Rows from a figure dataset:
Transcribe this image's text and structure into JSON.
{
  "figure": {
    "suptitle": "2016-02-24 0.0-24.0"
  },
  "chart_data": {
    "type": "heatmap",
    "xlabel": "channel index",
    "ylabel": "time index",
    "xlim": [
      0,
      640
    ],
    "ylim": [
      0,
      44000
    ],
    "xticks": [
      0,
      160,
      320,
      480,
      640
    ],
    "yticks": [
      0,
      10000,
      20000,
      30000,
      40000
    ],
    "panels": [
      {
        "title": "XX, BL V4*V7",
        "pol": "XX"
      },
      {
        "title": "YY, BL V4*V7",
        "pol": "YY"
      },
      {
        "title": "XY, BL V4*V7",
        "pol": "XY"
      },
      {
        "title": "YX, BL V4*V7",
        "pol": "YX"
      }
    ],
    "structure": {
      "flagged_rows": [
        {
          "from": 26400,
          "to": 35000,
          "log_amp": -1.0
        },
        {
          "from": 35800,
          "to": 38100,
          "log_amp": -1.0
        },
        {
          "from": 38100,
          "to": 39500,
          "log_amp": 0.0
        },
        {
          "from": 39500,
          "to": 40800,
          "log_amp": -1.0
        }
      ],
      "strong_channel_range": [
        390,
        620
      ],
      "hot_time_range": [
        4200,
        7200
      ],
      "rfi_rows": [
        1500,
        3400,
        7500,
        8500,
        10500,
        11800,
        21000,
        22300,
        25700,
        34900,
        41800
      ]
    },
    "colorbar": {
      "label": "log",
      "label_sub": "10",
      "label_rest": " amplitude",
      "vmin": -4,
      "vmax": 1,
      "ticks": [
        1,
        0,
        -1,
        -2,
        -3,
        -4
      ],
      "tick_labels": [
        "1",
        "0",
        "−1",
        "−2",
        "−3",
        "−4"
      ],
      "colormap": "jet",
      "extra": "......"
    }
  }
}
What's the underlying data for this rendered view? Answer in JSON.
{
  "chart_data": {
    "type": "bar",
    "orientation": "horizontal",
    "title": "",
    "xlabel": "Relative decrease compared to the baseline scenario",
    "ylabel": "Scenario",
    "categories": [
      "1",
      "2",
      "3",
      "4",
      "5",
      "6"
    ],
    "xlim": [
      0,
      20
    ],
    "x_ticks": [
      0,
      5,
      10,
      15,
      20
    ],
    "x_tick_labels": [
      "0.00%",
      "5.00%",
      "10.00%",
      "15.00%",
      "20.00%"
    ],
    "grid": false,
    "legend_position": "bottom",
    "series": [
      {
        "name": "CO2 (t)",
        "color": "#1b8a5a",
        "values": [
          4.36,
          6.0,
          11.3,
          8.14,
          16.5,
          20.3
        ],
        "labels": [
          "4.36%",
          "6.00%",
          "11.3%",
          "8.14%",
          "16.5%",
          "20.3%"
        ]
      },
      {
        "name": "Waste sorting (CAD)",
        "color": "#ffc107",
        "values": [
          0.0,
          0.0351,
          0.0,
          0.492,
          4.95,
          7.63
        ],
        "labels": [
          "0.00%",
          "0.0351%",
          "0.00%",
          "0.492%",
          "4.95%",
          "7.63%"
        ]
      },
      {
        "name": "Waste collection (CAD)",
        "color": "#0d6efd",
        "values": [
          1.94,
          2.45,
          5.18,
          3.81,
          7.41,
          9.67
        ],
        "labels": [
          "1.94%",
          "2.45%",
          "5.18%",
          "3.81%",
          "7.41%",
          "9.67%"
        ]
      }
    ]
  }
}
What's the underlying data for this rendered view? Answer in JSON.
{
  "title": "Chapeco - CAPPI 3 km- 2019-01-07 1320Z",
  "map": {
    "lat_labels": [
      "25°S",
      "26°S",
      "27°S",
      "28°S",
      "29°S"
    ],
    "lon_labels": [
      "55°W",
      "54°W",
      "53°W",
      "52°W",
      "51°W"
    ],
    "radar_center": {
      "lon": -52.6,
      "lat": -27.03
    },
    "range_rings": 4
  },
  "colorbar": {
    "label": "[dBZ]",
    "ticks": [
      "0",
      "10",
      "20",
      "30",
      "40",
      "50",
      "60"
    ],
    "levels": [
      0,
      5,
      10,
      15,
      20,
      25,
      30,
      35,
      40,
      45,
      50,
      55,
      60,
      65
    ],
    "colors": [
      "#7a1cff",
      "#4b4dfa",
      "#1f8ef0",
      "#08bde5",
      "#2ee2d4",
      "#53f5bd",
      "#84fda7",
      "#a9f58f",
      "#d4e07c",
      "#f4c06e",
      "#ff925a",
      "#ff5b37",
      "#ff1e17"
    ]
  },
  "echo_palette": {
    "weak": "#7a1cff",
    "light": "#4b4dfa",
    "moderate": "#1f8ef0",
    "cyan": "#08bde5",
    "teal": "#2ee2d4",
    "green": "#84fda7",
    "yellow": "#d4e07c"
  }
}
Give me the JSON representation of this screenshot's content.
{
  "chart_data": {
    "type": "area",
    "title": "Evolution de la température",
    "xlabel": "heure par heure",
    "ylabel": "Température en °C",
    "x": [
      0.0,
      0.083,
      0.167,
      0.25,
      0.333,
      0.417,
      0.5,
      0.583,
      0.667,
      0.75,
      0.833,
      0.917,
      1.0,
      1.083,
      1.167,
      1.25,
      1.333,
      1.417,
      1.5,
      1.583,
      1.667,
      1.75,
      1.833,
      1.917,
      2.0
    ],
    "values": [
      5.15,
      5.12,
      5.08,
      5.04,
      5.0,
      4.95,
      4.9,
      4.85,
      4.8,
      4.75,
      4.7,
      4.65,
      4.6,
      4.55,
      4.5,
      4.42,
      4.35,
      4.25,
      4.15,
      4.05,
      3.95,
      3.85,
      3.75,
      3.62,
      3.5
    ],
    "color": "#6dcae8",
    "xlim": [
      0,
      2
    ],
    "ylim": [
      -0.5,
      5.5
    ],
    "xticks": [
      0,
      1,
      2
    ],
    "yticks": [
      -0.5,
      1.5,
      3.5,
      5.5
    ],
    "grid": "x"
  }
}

What this task involves:
Filter for "JSON". Return all lines that hold it.

Correct response:
Transcribe this image's text and structure into JSON.
What's the underlying data for this rendered view? Answer in JSON.
What's the underlying data for this rendered view? Answer in JSON.
Give me the JSON representation of this screenshot's content.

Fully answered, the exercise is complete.